◆ **Problem details**
The material below should be written out in full and exactly; pictures stay out of the copy.

◆ **Input records**
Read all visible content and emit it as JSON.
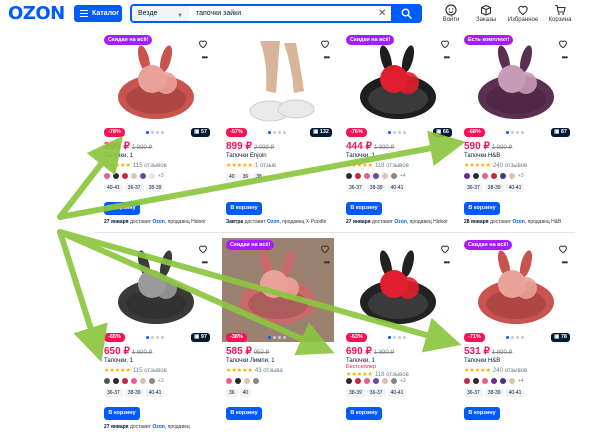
{
  "header": {
    "logo": "OZON",
    "catalog_label": "Каталог",
    "search_scope": "Везде",
    "search_query": "тапочки зайки",
    "icons": [
      {
        "name": "login",
        "label": "Войти",
        "icon": "user-icon"
      },
      {
        "name": "orders",
        "label": "Заказы",
        "icon": "box-icon"
      },
      {
        "name": "favorites",
        "label": "Избранное",
        "icon": "heart-icon"
      },
      {
        "name": "cart",
        "label": "Корзина",
        "icon": "cart-icon"
      }
    ]
  },
  "products": [
    {
      "tag": "Скидки на всё!",
      "discount": "-78%",
      "video_count": "57",
      "price": "399 ₽",
      "old_price": "1 890 ₽",
      "title": "Тапочки, 1",
      "extra": "",
      "rating_stars": "★★★★★",
      "reviews": "115 отзывов",
      "swatches": [
        "#e85d8c",
        "#2a2a2a",
        "#c8283c",
        "#d8c4b0",
        "#6b4a9b",
        "#e6e6e6"
      ],
      "more": "+3",
      "sizes": [
        "40-41",
        "36-37",
        "38-39"
      ],
      "cart_label": "В корзину",
      "delivery_date": "27 января",
      "delivery_text": "доставит",
      "seller_brand": "Ozon",
      "delivery_tail": ", продавец Hidoor",
      "product_color": "#c9534f"
    },
    {
      "tag": "",
      "discount": "-57%",
      "video_count": "132",
      "price": "899 ₽",
      "old_price": "2 099 ₽",
      "title": "Тапочки Enjoin",
      "extra": "",
      "rating_stars": "★★★★★",
      "reviews": "1 отзыв",
      "swatches": [],
      "more": "",
      "sizes": [
        "40",
        "36",
        "38"
      ],
      "cart_label": "В корзину",
      "delivery_date": "Завтра",
      "delivery_text": "доставит",
      "seller_brand": "Ozon",
      "delivery_tail": ", продавец X-Poodle",
      "product_color": "#e9e9e9"
    },
    {
      "tag": "Скидки на всё!",
      "discount": "-76%",
      "video_count": "66",
      "price": "444 ₽",
      "old_price": "1 890 ₽",
      "title": "Тапочки, 1",
      "extra": "",
      "rating_stars": "★★★★★",
      "reviews": "118 отзывов",
      "swatches": [
        "#2a2a2a",
        "#c8283c",
        "#e85d8c",
        "#6b4a9b",
        "#d8c4b0",
        "#888888"
      ],
      "more": "+4",
      "sizes": [
        "36-37",
        "38-39",
        "40-41"
      ],
      "cart_label": "В корзину",
      "delivery_date": "27 января",
      "delivery_text": "доставит",
      "seller_brand": "Ozon",
      "delivery_tail": ", продавец Hidoor",
      "product_color": "#1e1e1e"
    },
    {
      "tag": "Есть комплект!",
      "discount": "-68%",
      "video_count": "87",
      "price": "590 ₽",
      "old_price": "1 890 ₽",
      "title": "Тапочки H&B",
      "extra": "",
      "rating_stars": "★★★★★",
      "reviews": "240 отзывов",
      "swatches": [
        "#6b2aa0",
        "#2a2a2a",
        "#e85d8c",
        "#c8283c",
        "#3a3a8a",
        "#d8c4b0"
      ],
      "more": "+3",
      "sizes": [
        "36-37",
        "38-39",
        "40-41"
      ],
      "cart_label": "В корзину",
      "delivery_date": "28 января",
      "delivery_text": "доставит",
      "seller_brand": "Ozon",
      "delivery_tail": ", продавец H&B",
      "product_color": "#5a2f4f"
    },
    {
      "tag": "",
      "discount": "-65%",
      "video_count": "97",
      "price": "650 ₽",
      "old_price": "1 890 ₽",
      "title": "Тапочки, 1",
      "extra": "",
      "rating_stars": "★★★★★",
      "reviews": "115 отзывов",
      "swatches": [
        "#555555",
        "#2a2a2a",
        "#c8283c",
        "#e85d8c",
        "#d8c4b0",
        "#888888"
      ],
      "more": "+3",
      "sizes": [
        "36-37",
        "38-39",
        "40-41"
      ],
      "cart_label": "В корзину",
      "delivery_date": "27 января",
      "delivery_text": "доставит",
      "seller_brand": "Ozon",
      "delivery_tail": ", продавец",
      "product_color": "#3a3a3a"
    },
    {
      "tag": "Скидки на всё!",
      "discount": "-38%",
      "video_count": "",
      "price": "585 ₽",
      "old_price": "950 ₽",
      "title": "Тапочки Лимпи, 1",
      "extra": "",
      "rating_stars": "★★★★★",
      "reviews": "43 отзыва",
      "swatches": [
        "#e85d8c",
        "#2a2a2a",
        "#d8c4b0",
        "#888888"
      ],
      "more": "",
      "sizes": [
        "36",
        "40"
      ],
      "cart_label": "В корзину",
      "delivery_date": "",
      "delivery_text": "",
      "seller_brand": "",
      "delivery_tail": "",
      "product_color": "#c86a6a"
    },
    {
      "tag": "",
      "discount": "-63%",
      "video_count": "",
      "price": "690 ₽",
      "old_price": "1 890 ₽",
      "title": "Тапочки, 1",
      "extra": "Бестселлер",
      "rating_stars": "★★★★★",
      "reviews": "118 отзывов",
      "swatches": [
        "#2a2a2a",
        "#c8283c",
        "#e85d8c",
        "#6b4a9b",
        "#d8c4b0",
        "#888888"
      ],
      "more": "+3",
      "sizes": [
        "38-39",
        "36-37",
        "40-41"
      ],
      "cart_label": "В корзину",
      "delivery_date": "",
      "delivery_text": "",
      "seller_brand": "",
      "delivery_tail": "",
      "product_color": "#222222"
    },
    {
      "tag": "Скидки на всё!",
      "discount": "-71%",
      "video_count": "78",
      "price": "531 ₽",
      "old_price": "1 890 ₽",
      "title": "Тапочки H&B",
      "extra": "",
      "rating_stars": "★★★★★",
      "reviews": "240 отзывов",
      "swatches": [
        "#c8283c",
        "#2a2a2a",
        "#e85d8c",
        "#6b2aa0",
        "#3a3a8a",
        "#d8c4b0"
      ],
      "more": "+4",
      "sizes": [
        "36-37",
        "38-39",
        "40-41"
      ],
      "cart_label": "В корзину",
      "delivery_date": "",
      "delivery_text": "",
      "seller_brand": "",
      "delivery_tail": "",
      "product_color": "#c9534f"
    }
  ],
  "colors": {
    "brand_blue": "#005bff",
    "price_red": "#f91155",
    "tag_purple": "#a61bff",
    "arrow_green": "#8cc63f"
  }
}
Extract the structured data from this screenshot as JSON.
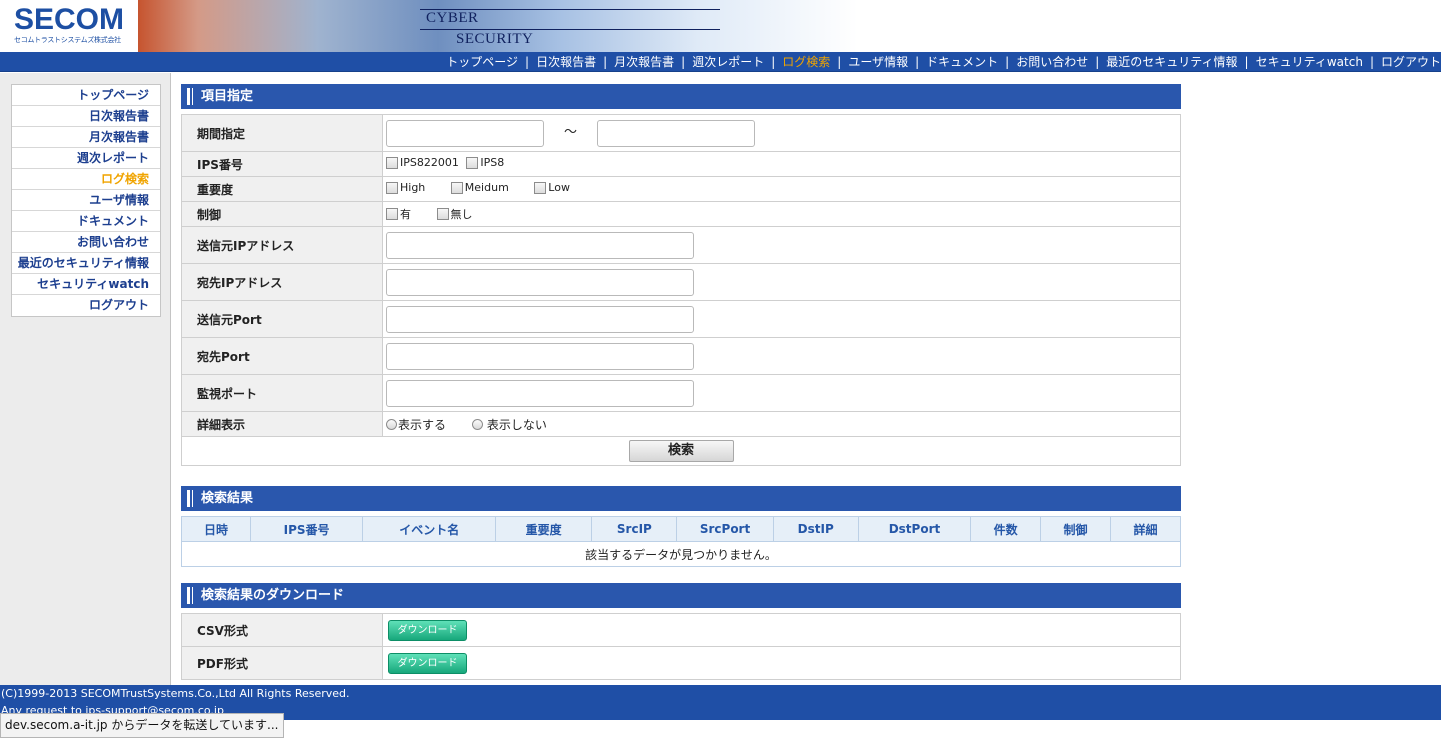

◆ **Worked solution**
Read all visible content and emit it as JSON.
{
  "header": {
    "logo": "OZON",
    "catalog_label": "Каталог",
    "search_scope": "Везде",
    "search_query": "тапочки зайки",
    "icons": [
      {
        "name": "login",
        "label": "Войти",
        "icon": "user-icon"
      },
      {
        "name": "orders",
        "label": "Заказы",
        "icon": "box-icon"
      },
      {
        "name": "favorites",
        "label": "Избранное",
        "icon": "heart-icon"
      },
      {
        "name": "cart",
        "label": "Корзина",
        "icon": "cart-icon"
      }
    ]
  },
  "products": [
    {
      "tag": "Скидки на всё!",
      "discount": "-78%",
      "video_count": "57",
      "price": "399 ₽",
      "old_price": "1 890 ₽",
      "title": "Тапочки, 1",
      "extra": "",
      "rating_stars": "★★★★★",
      "reviews": "115 отзывов",
      "swatches": [
        "#e85d8c",
        "#2a2a2a",
        "#c8283c",
        "#d8c4b0",
        "#6b4a9b",
        "#e6e6e6"
      ],
      "more": "+3",
      "sizes": [
        "40-41",
        "36-37",
        "38-39"
      ],
      "cart_label": "В корзину",
      "delivery_date": "27 января",
      "delivery_text": "доставит",
      "seller_brand": "Ozon",
      "delivery_tail": ", продавец Hidoor",
      "product_color": "#c9534f"
    },
    {
      "tag": "",
      "discount": "-57%",
      "video_count": "132",
      "price": "899 ₽",
      "old_price": "2 099 ₽",
      "title": "Тапочки Enjoin",
      "extra": "",
      "rating_stars": "★★★★★",
      "reviews": "1 отзыв",
      "swatches": [],
      "more": "",
      "sizes": [
        "40",
        "36",
        "38"
      ],
      "cart_label": "В корзину",
      "delivery_date": "Завтра",
      "delivery_text": "доставит",
      "seller_brand": "Ozon",
      "delivery_tail": ", продавец X-Poodle",
      "product_color": "#e9e9e9"
    },
    {
      "tag": "Скидки на всё!",
      "discount": "-76%",
      "video_count": "66",
      "price": "444 ₽",
      "old_price": "1 890 ₽",
      "title": "Тапочки, 1",
      "extra": "",
      "rating_stars": "★★★★★",
      "reviews": "118 отзывов",
      "swatches": [
        "#2a2a2a",
        "#c8283c",
        "#e85d8c",
        "#6b4a9b",
        "#d8c4b0",
        "#888888"
      ],
      "more": "+4",
      "sizes": [
        "36-37",
        "38-39",
        "40-41"
      ],
      "cart_label": "В корзину",
      "delivery_date": "27 января",
      "delivery_text": "доставит",
      "seller_brand": "Ozon",
      "delivery_tail": ", продавец Hidoor",
      "product_color": "#1e1e1e"
    },
    {
      "tag": "Есть комплект!",
      "discount": "-68%",
      "video_count": "87",
      "price": "590 ₽",
      "old_price": "1 890 ₽",
      "title": "Тапочки H&B",
      "extra": "",
      "rating_stars": "★★★★★",
      "reviews": "240 отзывов",
      "swatches": [
        "#6b2aa0",
        "#2a2a2a",
        "#e85d8c",
        "#c8283c",
        "#3a3a8a",
        "#d8c4b0"
      ],
      "more": "+3",
      "sizes": [
        "36-37",
        "38-39",
        "40-41"
      ],
      "cart_label": "В корзину",
      "delivery_date": "28 января",
      "delivery_text": "доставит",
      "seller_brand": "Ozon",
      "delivery_tail": ", продавец H&B",
      "product_color": "#5a2f4f"
    },
    {
      "tag": "",
      "discount": "-65%",
      "video_count": "97",
      "price": "650 ₽",
      "old_price": "1 890 ₽",
      "title": "Тапочки, 1",
      "extra": "",
      "rating_stars": "★★★★★",
      "reviews": "115 отзывов",
      "swatches": [
        "#555555",
        "#2a2a2a",
        "#c8283c",
        "#e85d8c",
        "#d8c4b0",
        "#888888"
      ],
      "more": "+3",
      "sizes": [
        "36-37",
        "38-39",
        "40-41"
      ],
      "cart_label": "В корзину",
      "delivery_date": "27 января",
      "delivery_text": "доставит",
      "seller_brand": "Ozon",
      "delivery_tail": ", продавец",
      "product_color": "#3a3a3a"
    },
    {
      "tag": "Скидки на всё!",
      "discount": "-38%",
      "video_count": "",
      "price": "585 ₽",
      "old_price": "950 ₽",
      "title": "Тапочки Лимпи, 1",
      "extra": "",
      "rating_stars": "★★★★★",
      "reviews": "43 отзыва",
      "swatches": [
        "#e85d8c",
        "#2a2a2a",
        "#d8c4b0",
        "#888888"
      ],
      "more": "",
      "sizes": [
        "36",
        "40"
      ],
      "cart_label": "В корзину",
      "delivery_date": "",
      "delivery_text": "",
      "seller_brand": "",
      "delivery_tail": "",
      "product_color": "#c86a6a"
    },
    {
      "tag": "",
      "discount": "-63%",
      "video_count": "",
      "price": "690 ₽",
      "old_price": "1 890 ₽",
      "title": "Тапочки, 1",
      "extra": "Бестселлер",
      "rating_stars": "★★★★★",
      "reviews": "118 отзывов",
      "swatches": [
        "#2a2a2a",
        "#c8283c",
        "#e85d8c",
        "#6b4a9b",
        "#d8c4b0",
        "#888888"
      ],
      "more": "+3",
      "sizes": [
        "38-39",
        "36-37",
        "40-41"
      ],
      "cart_label": "В корзину",
      "delivery_date": "",
      "delivery_text": "",
      "seller_brand": "",
      "delivery_tail": "",
      "product_color": "#222222"
    },
    {
      "tag": "Скидки на всё!",
      "discount": "-71%",
      "video_count": "78",
      "price": "531 ₽",
      "old_price": "1 890 ₽",
      "title": "Тапочки H&B",
      "extra": "",
      "rating_stars": "★★★★★",
      "reviews": "240 отзывов",
      "swatches": [
        "#c8283c",
        "#2a2a2a",
        "#e85d8c",
        "#6b2aa0",
        "#3a3a8a",
        "#d8c4b0"
      ],
      "more": "+4",
      "sizes": [
        "36-37",
        "38-39",
        "40-41"
      ],
      "cart_label": "В корзину",
      "delivery_date": "",
      "delivery_text": "",
      "seller_brand": "",
      "delivery_tail": "",
      "product_color": "#c9534f"
    }
  ],
  "colors": {
    "brand_blue": "#005bff",
    "price_red": "#f91155",
    "tag_purple": "#a61bff",
    "arrow_green": "#8cc63f"
  }
}
Extract the structured data from this screenshot as JSON.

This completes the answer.